Listed records |
########################################

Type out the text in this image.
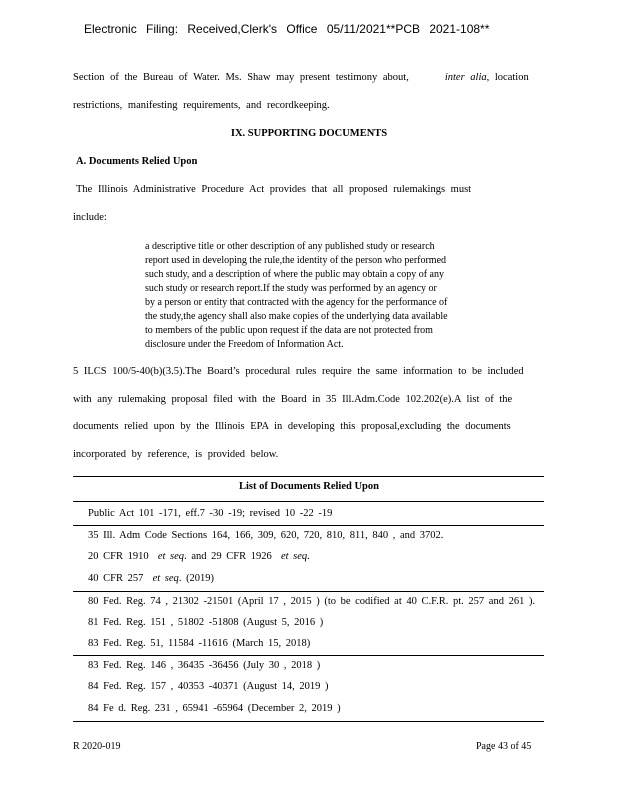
Electronic Filing: Received,Clerk's Office 05/11/2021**PCB 2021-108**
Section of the Bureau of Water. Ms. Shaw may present testimony about,	inter alia, location
restrictions, manifesting requirements, and recordkeeping.
IX. SUPPORTING DOCUMENTS
A. Documents Relied Upon
The Illinois Administrative Procedure Act provides that all proposed rulemakings must
include:
a descriptive title or other description of any published study or research
report used in developing the rule,the identity of the person who performed
such study, and a description of where the public may obtain a copy of any
such study or research report.If the study was performed by an agency or
by a person or entity that contracted with the agency for the performance of
the study,the agency shall also make copies of the underlying data available
to members of the public upon request if the data are not protected from
disclosure under the Freedom of Information Act.
5 ILCS 100/5-40(b)(3.5).The Board’s procedural rules require the same information to be included
with any rulemaking proposal filed with the Board in 35 Ill.Adm.Code 102.202(e).A list of the
documents relied upon by the Illinois EPA in developing this proposal,excluding the documents
incorporated by reference, is provided below.
List of Documents Relied Upon
Public Act 101 -171, eff.7 -30 -19; revised 10 -22 -19
35 Ill. Adm Code Sections 164, 166, 309, 620, 720, 810, 811, 840 , and 3702.
20 CFR 1910 et seq. and 29 CFR 1926 et seq.
40 CFR 257 et seq. (2019)
80 Fed. Reg. 74 , 21302 -21501 (April 17 , 2015 ) (to be codified at 40 C.F.R. pt. 257 and 261 ).
81 Fed. Reg. 151 , 51802 -51808 (August 5, 2016 )
83 Fed. Reg. 51, 11584 -11616 (March 15, 2018)
83 Fed. Reg. 146 , 36435 -36456 (July 30 , 2018 )
84 Fed. Reg. 157 , 40353 -40371 (August 14, 2019 )
84 Fe d. Reg. 231 , 65941 -65964 (December 2, 2019 )
R 2020-019	Page 43 of 45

########################################

Return each line where "Board" shows up.

Output of the exercise |
5 ILCS 100/5-40(b)(3.5).The Board’s procedural rules require the same information to be included
with any rulemaking proposal filed with the Board in 35 Ill.Adm.Code 102.202(e).A list of the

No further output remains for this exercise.